[Begin]
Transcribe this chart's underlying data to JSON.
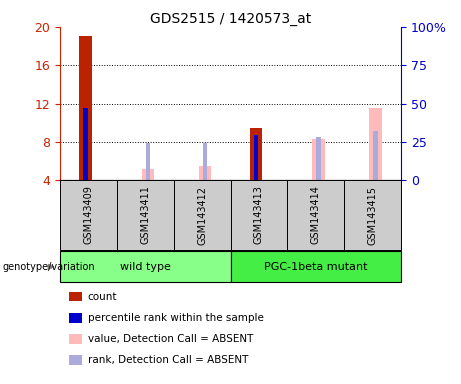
{
  "title": "GDS2515 / 1420573_at",
  "samples": [
    "GSM143409",
    "GSM143411",
    "GSM143412",
    "GSM143413",
    "GSM143414",
    "GSM143415"
  ],
  "ylim_left": [
    4,
    20
  ],
  "ylim_right": [
    0,
    100
  ],
  "yticks_left": [
    4,
    8,
    12,
    16,
    20
  ],
  "yticks_right": [
    0,
    25,
    50,
    75,
    100
  ],
  "yticklabels_right": [
    "0",
    "25",
    "50",
    "75",
    "100%"
  ],
  "count_color": "#bb2200",
  "rank_color": "#0000cc",
  "value_absent_color": "#ffbbbb",
  "rank_absent_color": "#aaaadd",
  "count_values": [
    19.0,
    null,
    null,
    9.5,
    null,
    null
  ],
  "rank_values": [
    11.6,
    null,
    null,
    8.7,
    null,
    null
  ],
  "value_absent": [
    null,
    5.2,
    5.5,
    null,
    8.3,
    11.5
  ],
  "rank_absent": [
    null,
    7.9,
    7.9,
    null,
    8.5,
    9.2
  ],
  "legend_items": [
    {
      "color": "#bb2200",
      "label": "count"
    },
    {
      "color": "#0000cc",
      "label": "percentile rank within the sample"
    },
    {
      "color": "#ffbbbb",
      "label": "value, Detection Call = ABSENT"
    },
    {
      "color": "#aaaadd",
      "label": "rank, Detection Call = ABSENT"
    }
  ],
  "title_color": "#000000",
  "left_axis_color": "#cc2200",
  "right_axis_color": "#0000cc",
  "genotype_label": "genotype/variation",
  "sample_box_color": "#cccccc",
  "wt_color": "#88ff88",
  "pgc_color": "#44ee44"
}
[End]
To do: Copy the records above exactly, leaving out every picture.

Full solution:
Transcribe this chart's underlying data to JSON.
{
  "title": "GDS2515 / 1420573_at",
  "samples": [
    "GSM143409",
    "GSM143411",
    "GSM143412",
    "GSM143413",
    "GSM143414",
    "GSM143415"
  ],
  "ylim_left": [
    4,
    20
  ],
  "ylim_right": [
    0,
    100
  ],
  "yticks_left": [
    4,
    8,
    12,
    16,
    20
  ],
  "yticks_right": [
    0,
    25,
    50,
    75,
    100
  ],
  "yticklabels_right": [
    "0",
    "25",
    "50",
    "75",
    "100%"
  ],
  "count_color": "#bb2200",
  "rank_color": "#0000cc",
  "value_absent_color": "#ffbbbb",
  "rank_absent_color": "#aaaadd",
  "count_values": [
    19.0,
    null,
    null,
    9.5,
    null,
    null
  ],
  "rank_values": [
    11.6,
    null,
    null,
    8.7,
    null,
    null
  ],
  "value_absent": [
    null,
    5.2,
    5.5,
    null,
    8.3,
    11.5
  ],
  "rank_absent": [
    null,
    7.9,
    7.9,
    null,
    8.5,
    9.2
  ],
  "legend_items": [
    {
      "color": "#bb2200",
      "label": "count"
    },
    {
      "color": "#0000cc",
      "label": "percentile rank within the sample"
    },
    {
      "color": "#ffbbbb",
      "label": "value, Detection Call = ABSENT"
    },
    {
      "color": "#aaaadd",
      "label": "rank, Detection Call = ABSENT"
    }
  ],
  "title_color": "#000000",
  "left_axis_color": "#cc2200",
  "right_axis_color": "#0000cc",
  "genotype_label": "genotype/variation",
  "sample_box_color": "#cccccc",
  "wt_color": "#88ff88",
  "pgc_color": "#44ee44"
}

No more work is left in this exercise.